Exercise: Please extend the commentary on #NeverTrump and the Trump–Clinton race below, picking up right after its final line, "RTWT."

Excerpt:
-*-

Why #NeverTrump remains relevant. Yes, it wasn’t about denying him the nomination, per se. It’s about preserving what few limited-government principles the party had left.

[Late-morning update]

Five reasons Cruz shouldn’t have dropped out.

I was surprised. When I heard that late deciders had been going for Cruz, I saw it as a good sign going forward. I can only think that his CA donors told him to give it up.

Trump Versus Clinton

The latest Rasmussen. Put me with “someone else” (particularly given that I don’t vote in a swing state).

As I’ve been saying on Twitter for months, my concern with a Trump/Clinton match up isn’t that Clinton will win, but that one of them will, and both are terrible. I’d like to see a poll with some specific names (e.g., Cruz, Ryan, Mattis, Gary Johnson) as “other.”

Why Trump Is Worse

than any previous Republican nominee (discounting the fact that he’s not really a Republican):

We know, from his deeds, words, and even his pronouncements in this campaign, that Trump offers nothing to conservatives – worse than nothing, he would evict us from any position within our own party. He gets his foreign policy ideas from Michael Moore and Code Pink (or worse yet, from Vladimir Putin); his abortion views are grounded in his sympathy with Planned Parenthood; he supports socialized medicine in the form of single-payer healthcare, higher taxes, more government spending, and Herbert Hoover’s trade policy. He’s never met a bailout or a crony-capitalist deal he didn’t like, or a Democrat he wouldn’t donate to. He’s astonishingly ignorant, emotionally unstable, and wholly incapable of saying no to Democrats. Trump is a spoiled, entitled rich kid who shows not the slightest understanding of the American way of up-by-the booststraps striving to better yourself; in Trump’s world, the rich get richer by having the right friends, and everybody else is a serf who needs the government to protect them from foreign competition.

Let’s compare Trump to some of the prior Republican presidential losers, and I’ll throw in Rudy and Newt for good measure since I’ve written on this site in their defense before…

RTWT.

-*-

Exercise data:
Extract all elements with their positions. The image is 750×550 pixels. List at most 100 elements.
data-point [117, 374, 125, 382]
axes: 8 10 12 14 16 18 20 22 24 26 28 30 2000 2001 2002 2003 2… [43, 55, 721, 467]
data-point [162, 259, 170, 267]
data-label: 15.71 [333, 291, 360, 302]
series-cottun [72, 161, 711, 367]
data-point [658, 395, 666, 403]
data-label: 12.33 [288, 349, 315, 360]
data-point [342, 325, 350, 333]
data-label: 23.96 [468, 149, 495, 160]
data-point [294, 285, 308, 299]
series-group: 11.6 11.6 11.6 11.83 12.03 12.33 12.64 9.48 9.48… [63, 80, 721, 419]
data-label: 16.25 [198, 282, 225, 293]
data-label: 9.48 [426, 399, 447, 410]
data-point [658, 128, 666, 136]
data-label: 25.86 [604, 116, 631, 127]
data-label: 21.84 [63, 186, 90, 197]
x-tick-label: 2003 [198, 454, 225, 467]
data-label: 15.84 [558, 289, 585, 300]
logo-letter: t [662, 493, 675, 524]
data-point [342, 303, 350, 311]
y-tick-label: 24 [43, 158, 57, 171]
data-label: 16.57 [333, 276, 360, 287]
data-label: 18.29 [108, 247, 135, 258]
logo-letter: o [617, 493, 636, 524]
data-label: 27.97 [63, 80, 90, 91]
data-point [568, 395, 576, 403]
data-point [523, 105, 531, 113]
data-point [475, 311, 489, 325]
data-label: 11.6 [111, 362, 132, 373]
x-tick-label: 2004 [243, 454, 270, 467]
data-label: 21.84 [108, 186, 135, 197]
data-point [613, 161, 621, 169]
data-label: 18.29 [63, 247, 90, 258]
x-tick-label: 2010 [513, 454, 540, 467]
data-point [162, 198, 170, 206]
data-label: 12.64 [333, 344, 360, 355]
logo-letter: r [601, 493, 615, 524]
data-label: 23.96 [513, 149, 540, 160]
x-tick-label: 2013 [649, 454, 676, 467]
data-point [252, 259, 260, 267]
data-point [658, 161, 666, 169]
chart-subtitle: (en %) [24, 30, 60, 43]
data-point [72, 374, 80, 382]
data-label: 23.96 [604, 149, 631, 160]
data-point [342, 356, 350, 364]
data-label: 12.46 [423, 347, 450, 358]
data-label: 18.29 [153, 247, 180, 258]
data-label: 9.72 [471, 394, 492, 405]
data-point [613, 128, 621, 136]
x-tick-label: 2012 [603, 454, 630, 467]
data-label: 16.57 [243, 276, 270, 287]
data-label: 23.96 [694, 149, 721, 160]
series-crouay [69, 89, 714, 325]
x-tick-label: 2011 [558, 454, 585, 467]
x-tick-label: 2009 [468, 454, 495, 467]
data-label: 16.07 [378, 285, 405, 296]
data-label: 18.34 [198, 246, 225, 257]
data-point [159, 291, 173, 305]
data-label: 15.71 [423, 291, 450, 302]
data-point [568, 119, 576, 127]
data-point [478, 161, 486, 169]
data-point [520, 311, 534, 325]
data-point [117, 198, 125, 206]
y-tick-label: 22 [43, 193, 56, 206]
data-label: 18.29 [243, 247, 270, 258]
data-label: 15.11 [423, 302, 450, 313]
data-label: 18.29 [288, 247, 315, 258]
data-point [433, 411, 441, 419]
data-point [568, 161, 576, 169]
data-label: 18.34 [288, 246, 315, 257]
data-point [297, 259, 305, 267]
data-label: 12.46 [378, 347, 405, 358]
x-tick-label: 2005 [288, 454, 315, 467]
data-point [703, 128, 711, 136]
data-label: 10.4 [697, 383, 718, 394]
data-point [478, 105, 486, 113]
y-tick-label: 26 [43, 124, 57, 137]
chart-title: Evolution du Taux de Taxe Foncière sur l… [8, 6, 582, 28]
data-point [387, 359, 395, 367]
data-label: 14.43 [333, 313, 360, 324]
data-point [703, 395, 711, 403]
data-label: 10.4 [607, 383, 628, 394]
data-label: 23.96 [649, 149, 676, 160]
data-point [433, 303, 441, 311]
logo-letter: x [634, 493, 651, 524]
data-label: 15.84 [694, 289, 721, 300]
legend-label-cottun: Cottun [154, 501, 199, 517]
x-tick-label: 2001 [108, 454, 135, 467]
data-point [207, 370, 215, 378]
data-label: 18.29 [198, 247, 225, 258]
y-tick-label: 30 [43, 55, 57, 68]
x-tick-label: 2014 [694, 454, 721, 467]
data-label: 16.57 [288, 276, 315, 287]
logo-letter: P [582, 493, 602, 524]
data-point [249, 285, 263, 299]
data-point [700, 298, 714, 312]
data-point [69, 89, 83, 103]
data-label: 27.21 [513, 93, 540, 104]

-*-

Output:
[Update a while later]

In short: yes, you can find an example of many of Trump’s flaws in prior Republican presidential candidates. But not one of those candidates combined the total package of Trump: the unfitness to be Commander-in-Chief; the total lack of accomplishments, sacrifices or even efforts over his lifetime for any cause we believe in, combined with repeated efforts to assist the other team; the manifest lack of political principle, personal character or demonstrated political character; the ignorance; the catnip for white supremacists; the toxic effect on the brand of both the party and its ideas.

A vote for Trump, even in the general election, is a suicide note for the Republican Party and the conservative movement. I will never vote for Hillary Clinton, but I cannot in good conscience ever give aid and comfort to Donald Trump and the poison he represents.

That’s my current attitude. I don’t know whom I’ll vote for — it will depend on what I see on the ballot.

A Cruz Surge In Indiana

I hope this poll is accurate, but if it is, I wonder what’s the cause? Carly? Pence’s (barely) endorsement? Boehner’s negative endorsement?

By the way, Boehner’s reaction to Cruz, and his talk about being buds with Trump should put paid to the notion of who the real “anti-establishment” candidate is.

[Update a few minutes later]

Allahpundit would like to believe it, too, but is skeptical.